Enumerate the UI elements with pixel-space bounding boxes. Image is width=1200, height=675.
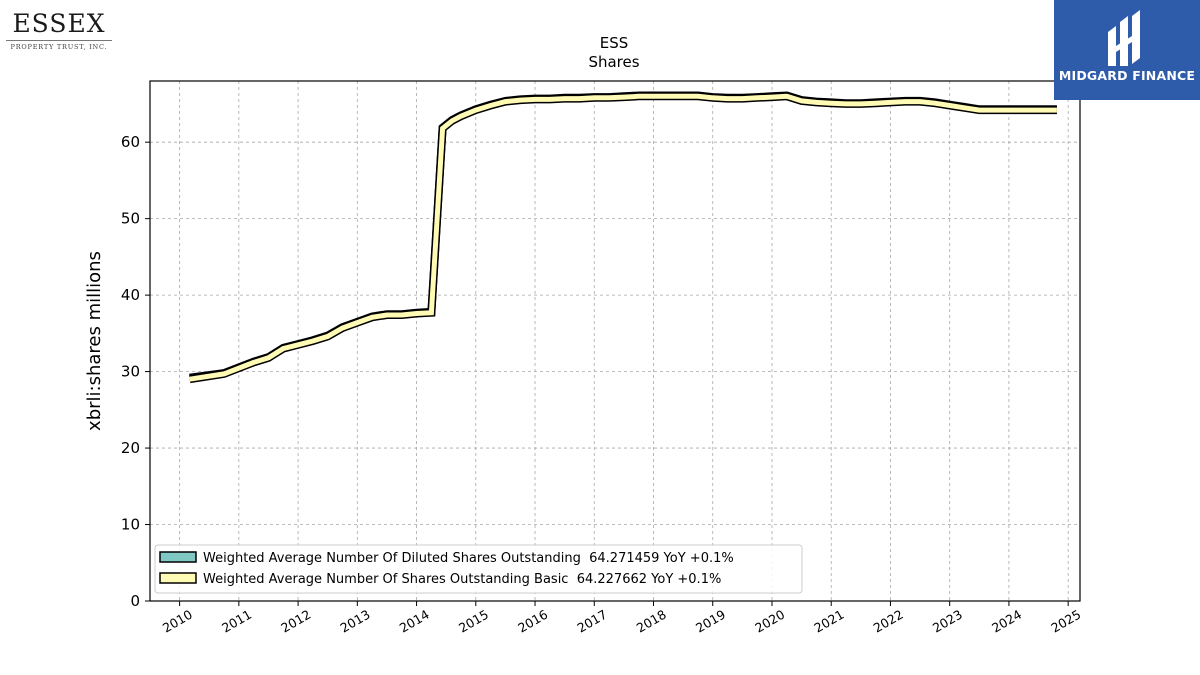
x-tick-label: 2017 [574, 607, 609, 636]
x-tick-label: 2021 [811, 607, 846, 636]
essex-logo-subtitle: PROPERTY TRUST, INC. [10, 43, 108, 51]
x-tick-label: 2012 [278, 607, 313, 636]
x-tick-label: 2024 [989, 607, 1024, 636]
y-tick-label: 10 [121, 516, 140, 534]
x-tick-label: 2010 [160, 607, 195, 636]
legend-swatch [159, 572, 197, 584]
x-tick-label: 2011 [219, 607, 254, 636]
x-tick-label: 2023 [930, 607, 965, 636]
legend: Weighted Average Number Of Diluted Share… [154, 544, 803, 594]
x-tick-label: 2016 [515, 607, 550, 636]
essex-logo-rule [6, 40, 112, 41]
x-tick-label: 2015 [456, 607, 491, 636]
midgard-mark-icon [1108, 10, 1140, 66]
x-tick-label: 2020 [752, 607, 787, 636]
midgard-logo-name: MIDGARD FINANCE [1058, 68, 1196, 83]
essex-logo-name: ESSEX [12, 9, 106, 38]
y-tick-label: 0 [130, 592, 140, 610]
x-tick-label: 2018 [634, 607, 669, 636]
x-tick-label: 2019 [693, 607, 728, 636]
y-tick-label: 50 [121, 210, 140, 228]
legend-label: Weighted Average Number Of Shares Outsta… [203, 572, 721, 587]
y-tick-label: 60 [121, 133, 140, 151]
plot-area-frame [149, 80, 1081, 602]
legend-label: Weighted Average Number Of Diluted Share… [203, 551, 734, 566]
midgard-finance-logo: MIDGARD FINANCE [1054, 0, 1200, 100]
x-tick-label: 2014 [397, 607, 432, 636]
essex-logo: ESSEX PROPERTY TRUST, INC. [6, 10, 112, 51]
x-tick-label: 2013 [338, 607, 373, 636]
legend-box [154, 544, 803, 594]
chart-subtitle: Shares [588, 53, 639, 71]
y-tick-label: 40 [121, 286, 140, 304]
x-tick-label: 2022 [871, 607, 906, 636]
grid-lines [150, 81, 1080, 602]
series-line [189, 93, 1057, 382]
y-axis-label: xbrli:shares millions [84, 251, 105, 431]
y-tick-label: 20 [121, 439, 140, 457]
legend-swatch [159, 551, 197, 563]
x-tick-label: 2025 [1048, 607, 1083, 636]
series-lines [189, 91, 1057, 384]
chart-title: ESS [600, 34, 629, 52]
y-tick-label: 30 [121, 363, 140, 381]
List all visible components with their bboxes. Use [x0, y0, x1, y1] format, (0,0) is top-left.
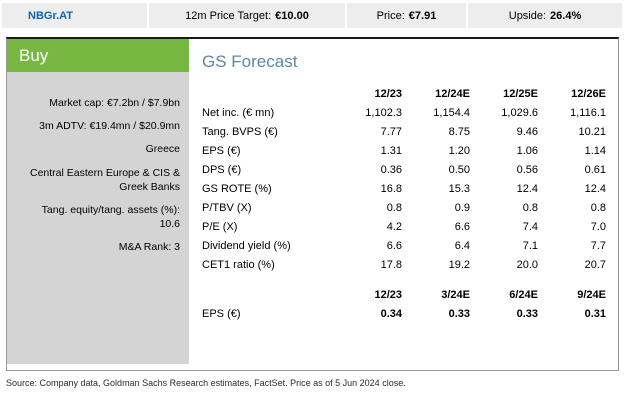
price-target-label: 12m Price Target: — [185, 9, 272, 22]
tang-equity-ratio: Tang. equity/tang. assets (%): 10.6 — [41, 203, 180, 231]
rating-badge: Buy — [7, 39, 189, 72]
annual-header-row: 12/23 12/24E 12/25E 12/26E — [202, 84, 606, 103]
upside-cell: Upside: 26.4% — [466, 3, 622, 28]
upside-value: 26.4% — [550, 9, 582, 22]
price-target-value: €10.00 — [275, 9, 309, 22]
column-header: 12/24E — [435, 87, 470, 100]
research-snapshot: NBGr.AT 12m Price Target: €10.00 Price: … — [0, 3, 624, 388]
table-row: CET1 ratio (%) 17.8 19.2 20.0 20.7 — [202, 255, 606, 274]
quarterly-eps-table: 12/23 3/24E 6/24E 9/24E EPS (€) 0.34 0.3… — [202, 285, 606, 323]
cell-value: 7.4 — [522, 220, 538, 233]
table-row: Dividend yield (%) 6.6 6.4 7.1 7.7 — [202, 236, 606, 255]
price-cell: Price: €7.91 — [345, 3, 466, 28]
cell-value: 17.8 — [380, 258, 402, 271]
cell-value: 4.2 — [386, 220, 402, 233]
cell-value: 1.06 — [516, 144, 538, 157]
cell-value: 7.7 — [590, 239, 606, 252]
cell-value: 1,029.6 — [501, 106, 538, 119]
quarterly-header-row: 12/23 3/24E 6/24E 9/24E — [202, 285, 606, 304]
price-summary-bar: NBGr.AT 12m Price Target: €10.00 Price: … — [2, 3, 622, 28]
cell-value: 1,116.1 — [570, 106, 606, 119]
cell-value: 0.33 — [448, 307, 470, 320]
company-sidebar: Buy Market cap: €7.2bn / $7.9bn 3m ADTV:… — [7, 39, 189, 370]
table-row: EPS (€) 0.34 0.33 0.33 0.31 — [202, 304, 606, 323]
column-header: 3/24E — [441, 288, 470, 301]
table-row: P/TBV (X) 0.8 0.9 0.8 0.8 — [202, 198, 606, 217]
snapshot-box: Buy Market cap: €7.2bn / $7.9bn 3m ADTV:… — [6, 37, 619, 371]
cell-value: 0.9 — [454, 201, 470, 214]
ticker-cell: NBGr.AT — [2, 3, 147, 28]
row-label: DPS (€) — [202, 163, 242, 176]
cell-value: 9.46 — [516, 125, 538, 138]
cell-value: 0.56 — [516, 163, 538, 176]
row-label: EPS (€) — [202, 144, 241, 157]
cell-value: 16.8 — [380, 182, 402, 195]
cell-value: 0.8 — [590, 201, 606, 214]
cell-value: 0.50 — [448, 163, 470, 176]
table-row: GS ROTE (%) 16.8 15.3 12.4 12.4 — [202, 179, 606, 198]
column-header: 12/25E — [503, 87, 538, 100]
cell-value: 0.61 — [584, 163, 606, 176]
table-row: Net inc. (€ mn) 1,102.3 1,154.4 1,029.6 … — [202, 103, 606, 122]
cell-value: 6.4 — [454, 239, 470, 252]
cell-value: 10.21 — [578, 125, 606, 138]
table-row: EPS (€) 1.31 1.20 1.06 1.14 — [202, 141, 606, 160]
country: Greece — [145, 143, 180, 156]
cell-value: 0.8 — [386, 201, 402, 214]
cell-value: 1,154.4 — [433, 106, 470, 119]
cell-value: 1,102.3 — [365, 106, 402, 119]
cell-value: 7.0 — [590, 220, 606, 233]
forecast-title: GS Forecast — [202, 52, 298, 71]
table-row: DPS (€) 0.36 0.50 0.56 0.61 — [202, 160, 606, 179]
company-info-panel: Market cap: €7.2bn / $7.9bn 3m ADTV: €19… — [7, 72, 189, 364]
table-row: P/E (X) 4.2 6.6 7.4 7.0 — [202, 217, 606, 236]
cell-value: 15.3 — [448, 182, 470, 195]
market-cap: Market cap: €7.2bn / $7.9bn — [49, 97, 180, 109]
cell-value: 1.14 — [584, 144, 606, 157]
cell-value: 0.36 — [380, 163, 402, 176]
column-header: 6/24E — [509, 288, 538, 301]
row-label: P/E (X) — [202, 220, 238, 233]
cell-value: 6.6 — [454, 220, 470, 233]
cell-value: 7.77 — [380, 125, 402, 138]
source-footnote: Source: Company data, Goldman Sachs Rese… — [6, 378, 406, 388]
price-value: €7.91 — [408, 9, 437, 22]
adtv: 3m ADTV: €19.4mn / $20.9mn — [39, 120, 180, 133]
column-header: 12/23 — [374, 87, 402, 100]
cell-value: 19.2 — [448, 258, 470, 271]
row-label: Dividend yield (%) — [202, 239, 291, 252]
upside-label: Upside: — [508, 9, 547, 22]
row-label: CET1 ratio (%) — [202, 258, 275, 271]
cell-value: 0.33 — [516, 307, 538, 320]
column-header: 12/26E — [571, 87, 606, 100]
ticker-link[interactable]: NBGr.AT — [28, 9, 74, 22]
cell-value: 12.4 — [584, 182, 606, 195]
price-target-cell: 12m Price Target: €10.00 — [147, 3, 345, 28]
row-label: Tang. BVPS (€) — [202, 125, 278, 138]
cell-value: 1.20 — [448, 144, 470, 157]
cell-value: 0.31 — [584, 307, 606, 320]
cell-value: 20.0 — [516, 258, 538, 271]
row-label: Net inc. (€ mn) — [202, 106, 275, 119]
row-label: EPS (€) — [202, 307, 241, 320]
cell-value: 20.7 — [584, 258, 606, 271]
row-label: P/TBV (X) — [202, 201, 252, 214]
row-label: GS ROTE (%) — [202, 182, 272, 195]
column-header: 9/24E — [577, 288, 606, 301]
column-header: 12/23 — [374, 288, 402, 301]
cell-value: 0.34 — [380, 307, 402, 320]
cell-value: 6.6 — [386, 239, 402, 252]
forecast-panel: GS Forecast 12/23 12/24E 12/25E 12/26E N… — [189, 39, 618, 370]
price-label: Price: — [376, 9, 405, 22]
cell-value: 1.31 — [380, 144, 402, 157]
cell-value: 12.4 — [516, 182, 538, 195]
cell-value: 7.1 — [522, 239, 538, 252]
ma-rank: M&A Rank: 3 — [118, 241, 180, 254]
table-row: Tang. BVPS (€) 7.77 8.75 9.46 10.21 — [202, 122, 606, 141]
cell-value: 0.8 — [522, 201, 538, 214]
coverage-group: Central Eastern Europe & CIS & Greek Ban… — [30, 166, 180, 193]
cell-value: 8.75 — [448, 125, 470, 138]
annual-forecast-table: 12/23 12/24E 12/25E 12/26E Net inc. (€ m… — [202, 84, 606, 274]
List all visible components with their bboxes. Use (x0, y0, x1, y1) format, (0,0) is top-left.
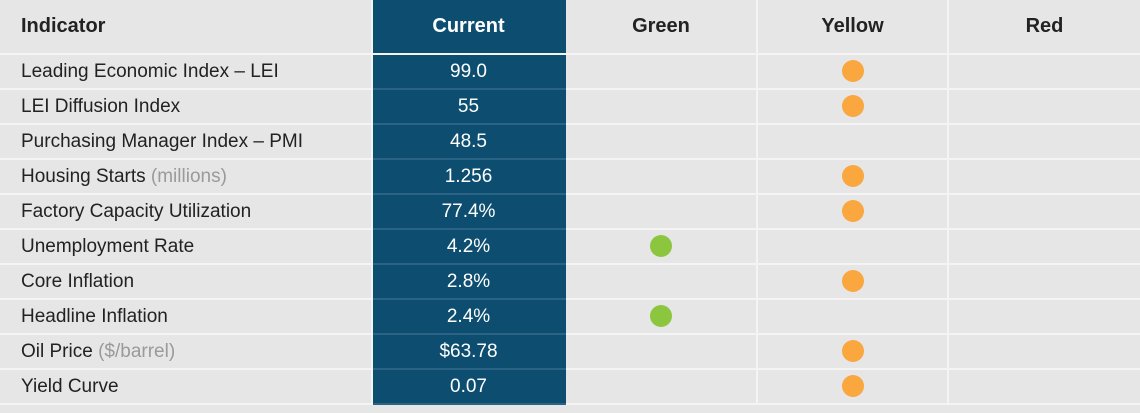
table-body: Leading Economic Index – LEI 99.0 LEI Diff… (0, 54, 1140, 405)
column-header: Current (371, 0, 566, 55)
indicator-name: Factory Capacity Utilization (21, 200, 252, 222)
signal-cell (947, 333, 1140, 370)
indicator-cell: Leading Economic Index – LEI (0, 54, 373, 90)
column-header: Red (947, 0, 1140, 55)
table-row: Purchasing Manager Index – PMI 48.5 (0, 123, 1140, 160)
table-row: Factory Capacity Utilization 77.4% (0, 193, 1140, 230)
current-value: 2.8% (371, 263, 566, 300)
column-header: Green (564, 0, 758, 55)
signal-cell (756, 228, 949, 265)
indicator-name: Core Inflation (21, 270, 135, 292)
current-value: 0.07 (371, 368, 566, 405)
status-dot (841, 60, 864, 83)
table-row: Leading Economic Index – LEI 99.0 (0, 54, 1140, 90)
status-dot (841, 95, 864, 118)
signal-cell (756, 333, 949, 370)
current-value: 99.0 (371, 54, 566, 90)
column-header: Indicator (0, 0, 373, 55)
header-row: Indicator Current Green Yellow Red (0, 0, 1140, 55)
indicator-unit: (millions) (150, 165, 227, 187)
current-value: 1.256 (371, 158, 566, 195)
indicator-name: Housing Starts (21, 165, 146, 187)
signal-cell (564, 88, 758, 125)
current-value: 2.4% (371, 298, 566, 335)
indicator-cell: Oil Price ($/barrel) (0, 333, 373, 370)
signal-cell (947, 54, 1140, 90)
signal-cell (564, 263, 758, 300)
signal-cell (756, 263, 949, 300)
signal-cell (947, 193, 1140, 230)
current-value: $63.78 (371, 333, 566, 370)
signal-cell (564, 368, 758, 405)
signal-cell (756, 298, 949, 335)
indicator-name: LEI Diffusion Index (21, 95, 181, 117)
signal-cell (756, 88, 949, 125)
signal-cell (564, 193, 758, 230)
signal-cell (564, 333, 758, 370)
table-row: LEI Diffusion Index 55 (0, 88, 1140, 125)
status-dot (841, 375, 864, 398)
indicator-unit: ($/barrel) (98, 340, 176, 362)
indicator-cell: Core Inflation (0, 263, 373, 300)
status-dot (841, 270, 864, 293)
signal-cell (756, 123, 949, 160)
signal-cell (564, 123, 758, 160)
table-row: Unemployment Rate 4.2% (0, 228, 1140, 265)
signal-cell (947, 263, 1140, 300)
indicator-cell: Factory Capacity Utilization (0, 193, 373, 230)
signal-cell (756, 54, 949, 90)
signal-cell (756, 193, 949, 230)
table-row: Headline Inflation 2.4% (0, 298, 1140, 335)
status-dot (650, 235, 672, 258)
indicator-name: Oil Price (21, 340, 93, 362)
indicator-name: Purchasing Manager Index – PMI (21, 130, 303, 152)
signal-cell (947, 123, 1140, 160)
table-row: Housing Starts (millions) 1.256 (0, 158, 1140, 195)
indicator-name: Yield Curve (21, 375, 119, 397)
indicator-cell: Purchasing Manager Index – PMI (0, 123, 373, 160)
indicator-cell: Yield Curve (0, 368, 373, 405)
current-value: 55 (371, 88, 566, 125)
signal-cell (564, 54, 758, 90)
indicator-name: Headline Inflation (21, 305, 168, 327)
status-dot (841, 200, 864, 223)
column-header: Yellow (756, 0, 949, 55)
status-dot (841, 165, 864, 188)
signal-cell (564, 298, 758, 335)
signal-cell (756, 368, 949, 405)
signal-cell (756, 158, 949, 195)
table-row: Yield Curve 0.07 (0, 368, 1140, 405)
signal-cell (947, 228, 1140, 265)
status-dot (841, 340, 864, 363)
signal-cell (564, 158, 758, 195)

TASK PROMPT: Copy out the entries above verbatim, from the line containing "table-body: Leading Economic" down to the line containing "signal-cell (756, 298, 949, 335)", both included.

TASK SOLUTION:
table-body: Leading Economic Index – LEI 99.0 LEI Diff… (0, 54, 1140, 405)
column-header: Current (371, 0, 566, 55)
indicator-name: Factory Capacity Utilization (21, 200, 252, 222)
signal-cell (947, 333, 1140, 370)
indicator-cell: Leading Economic Index – LEI (0, 54, 373, 90)
column-header: Red (947, 0, 1140, 55)
table-row: Purchasing Manager Index – PMI 48.5 (0, 123, 1140, 160)
table-row: Factory Capacity Utilization 77.4% (0, 193, 1140, 230)
current-value: 2.8% (371, 263, 566, 300)
column-header: Green (564, 0, 758, 55)
signal-cell (756, 228, 949, 265)
indicator-name: Core Inflation (21, 270, 135, 292)
current-value: 0.07 (371, 368, 566, 405)
status-dot (841, 60, 864, 83)
table-row: Leading Economic Index – LEI 99.0 (0, 54, 1140, 90)
status-dot (841, 95, 864, 118)
signal-cell (756, 333, 949, 370)
current-value: 99.0 (371, 54, 566, 90)
column-header: Indicator (0, 0, 373, 55)
header-row: Indicator Current Green Yellow Red (0, 0, 1140, 55)
indicator-unit: (millions) (150, 165, 227, 187)
current-value: 1.256 (371, 158, 566, 195)
indicator-name: Housing Starts (21, 165, 146, 187)
signal-cell (564, 88, 758, 125)
current-value: 2.4% (371, 298, 566, 335)
indicator-cell: Oil Price ($/barrel) (0, 333, 373, 370)
signal-cell (947, 54, 1140, 90)
signal-cell (564, 263, 758, 300)
signal-cell (756, 263, 949, 300)
signal-cell (947, 193, 1140, 230)
current-value: $63.78 (371, 333, 566, 370)
signal-cell (564, 368, 758, 405)
signal-cell (756, 298, 949, 335)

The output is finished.